**Short task:** Find each line with the word "text" and copy it.

**Dataset extract:**
- - - - - - -
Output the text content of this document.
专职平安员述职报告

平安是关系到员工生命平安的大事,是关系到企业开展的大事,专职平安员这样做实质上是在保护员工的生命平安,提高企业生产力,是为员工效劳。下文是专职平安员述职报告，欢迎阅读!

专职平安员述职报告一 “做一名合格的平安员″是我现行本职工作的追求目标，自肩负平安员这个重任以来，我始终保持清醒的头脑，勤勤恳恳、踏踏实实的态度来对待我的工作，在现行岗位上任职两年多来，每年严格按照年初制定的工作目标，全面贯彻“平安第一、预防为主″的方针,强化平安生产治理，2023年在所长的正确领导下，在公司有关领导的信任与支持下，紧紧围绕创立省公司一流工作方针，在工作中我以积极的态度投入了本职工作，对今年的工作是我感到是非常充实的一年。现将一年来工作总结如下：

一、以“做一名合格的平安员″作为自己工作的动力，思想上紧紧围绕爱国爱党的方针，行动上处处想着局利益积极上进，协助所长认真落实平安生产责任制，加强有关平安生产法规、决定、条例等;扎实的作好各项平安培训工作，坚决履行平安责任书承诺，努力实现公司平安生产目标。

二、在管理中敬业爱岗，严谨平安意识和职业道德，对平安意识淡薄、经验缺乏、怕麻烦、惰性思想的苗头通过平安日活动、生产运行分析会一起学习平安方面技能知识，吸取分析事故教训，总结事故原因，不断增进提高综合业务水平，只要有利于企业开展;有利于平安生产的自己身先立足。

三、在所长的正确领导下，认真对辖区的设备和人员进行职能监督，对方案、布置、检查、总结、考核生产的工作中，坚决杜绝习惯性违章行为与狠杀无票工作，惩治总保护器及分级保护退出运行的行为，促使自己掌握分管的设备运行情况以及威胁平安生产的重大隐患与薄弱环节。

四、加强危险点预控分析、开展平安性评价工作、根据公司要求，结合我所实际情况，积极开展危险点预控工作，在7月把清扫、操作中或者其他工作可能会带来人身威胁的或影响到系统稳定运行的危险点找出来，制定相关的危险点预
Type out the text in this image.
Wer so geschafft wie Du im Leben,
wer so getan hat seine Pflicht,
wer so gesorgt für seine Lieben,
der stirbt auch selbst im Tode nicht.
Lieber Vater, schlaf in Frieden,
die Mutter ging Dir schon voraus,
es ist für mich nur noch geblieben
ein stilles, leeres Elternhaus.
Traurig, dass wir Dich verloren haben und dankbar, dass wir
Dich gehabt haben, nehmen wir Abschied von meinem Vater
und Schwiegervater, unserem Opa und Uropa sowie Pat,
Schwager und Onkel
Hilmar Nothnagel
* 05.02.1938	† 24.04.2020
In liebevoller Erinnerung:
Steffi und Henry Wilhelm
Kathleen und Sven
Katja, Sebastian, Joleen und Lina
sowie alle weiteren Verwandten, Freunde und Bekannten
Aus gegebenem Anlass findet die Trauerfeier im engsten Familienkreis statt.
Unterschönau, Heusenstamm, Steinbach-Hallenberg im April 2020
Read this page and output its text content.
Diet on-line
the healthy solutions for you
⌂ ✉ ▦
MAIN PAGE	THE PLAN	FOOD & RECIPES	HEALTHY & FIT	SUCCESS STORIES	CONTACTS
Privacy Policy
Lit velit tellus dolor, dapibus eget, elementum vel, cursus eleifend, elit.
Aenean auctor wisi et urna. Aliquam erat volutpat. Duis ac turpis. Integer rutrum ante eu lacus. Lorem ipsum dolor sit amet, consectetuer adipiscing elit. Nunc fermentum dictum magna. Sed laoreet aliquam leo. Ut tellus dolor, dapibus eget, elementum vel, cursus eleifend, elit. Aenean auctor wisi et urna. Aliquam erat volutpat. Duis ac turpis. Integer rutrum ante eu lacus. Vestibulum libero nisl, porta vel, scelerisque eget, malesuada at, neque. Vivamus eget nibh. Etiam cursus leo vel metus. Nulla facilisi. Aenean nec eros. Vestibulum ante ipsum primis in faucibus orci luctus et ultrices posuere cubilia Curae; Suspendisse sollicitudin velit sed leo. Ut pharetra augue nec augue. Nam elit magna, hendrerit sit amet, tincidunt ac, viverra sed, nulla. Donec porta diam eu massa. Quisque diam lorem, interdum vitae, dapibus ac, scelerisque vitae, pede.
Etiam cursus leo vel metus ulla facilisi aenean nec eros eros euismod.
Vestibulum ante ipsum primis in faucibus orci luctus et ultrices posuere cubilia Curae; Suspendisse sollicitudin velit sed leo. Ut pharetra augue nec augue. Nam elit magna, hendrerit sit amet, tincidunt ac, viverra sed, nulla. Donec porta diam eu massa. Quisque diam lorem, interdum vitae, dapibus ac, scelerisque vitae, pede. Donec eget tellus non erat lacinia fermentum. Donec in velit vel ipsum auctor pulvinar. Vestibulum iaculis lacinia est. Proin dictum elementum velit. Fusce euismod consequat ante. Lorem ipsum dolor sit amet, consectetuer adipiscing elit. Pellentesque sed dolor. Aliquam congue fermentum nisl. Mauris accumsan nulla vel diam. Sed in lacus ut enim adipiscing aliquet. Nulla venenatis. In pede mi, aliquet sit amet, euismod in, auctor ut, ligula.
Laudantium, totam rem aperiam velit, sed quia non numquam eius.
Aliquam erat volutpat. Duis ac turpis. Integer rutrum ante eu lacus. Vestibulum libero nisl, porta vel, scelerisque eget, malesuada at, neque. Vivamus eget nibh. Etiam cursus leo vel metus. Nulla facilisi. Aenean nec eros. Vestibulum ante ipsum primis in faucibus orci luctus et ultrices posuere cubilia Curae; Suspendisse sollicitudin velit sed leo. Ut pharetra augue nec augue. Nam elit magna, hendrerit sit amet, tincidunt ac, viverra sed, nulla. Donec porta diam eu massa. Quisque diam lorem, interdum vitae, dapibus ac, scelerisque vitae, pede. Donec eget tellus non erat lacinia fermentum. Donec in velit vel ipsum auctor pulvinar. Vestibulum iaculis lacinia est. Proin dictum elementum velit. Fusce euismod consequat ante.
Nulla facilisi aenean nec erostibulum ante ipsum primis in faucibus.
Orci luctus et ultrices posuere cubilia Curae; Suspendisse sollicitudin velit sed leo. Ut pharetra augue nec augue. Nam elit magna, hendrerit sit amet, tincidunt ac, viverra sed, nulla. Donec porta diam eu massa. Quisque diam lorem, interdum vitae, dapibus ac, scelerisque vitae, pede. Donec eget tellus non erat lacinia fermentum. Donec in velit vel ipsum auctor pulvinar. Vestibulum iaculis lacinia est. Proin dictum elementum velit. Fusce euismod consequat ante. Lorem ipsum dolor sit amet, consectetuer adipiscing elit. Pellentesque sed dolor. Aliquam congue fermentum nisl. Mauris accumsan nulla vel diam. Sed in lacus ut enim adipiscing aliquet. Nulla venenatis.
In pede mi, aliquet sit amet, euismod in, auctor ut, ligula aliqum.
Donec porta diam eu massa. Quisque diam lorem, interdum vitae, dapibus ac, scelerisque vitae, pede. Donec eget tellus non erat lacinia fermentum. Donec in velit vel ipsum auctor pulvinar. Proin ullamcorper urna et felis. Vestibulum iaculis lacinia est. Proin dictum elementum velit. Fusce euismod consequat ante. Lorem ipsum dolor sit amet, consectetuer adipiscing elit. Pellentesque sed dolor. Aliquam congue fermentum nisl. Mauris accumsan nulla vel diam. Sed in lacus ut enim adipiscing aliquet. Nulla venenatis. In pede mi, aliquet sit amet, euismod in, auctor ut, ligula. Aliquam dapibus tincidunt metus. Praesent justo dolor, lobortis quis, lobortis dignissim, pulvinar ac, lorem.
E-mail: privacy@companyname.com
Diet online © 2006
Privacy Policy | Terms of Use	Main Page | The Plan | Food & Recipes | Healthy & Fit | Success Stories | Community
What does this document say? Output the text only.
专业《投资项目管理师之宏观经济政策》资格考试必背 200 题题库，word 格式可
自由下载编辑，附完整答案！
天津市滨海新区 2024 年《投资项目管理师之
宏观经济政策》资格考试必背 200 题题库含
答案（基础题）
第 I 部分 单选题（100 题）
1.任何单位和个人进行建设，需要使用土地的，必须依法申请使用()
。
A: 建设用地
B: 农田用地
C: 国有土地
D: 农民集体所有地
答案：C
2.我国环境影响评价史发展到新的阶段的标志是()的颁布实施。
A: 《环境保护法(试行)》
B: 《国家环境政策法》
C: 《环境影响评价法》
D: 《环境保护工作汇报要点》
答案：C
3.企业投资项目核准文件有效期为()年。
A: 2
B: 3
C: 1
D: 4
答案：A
- - - - - - -
**Answer to this exercise:**
Output the text content of this document.
Type out the text in this image.
Read this page and output its text content.
What does this document say? Output the text only.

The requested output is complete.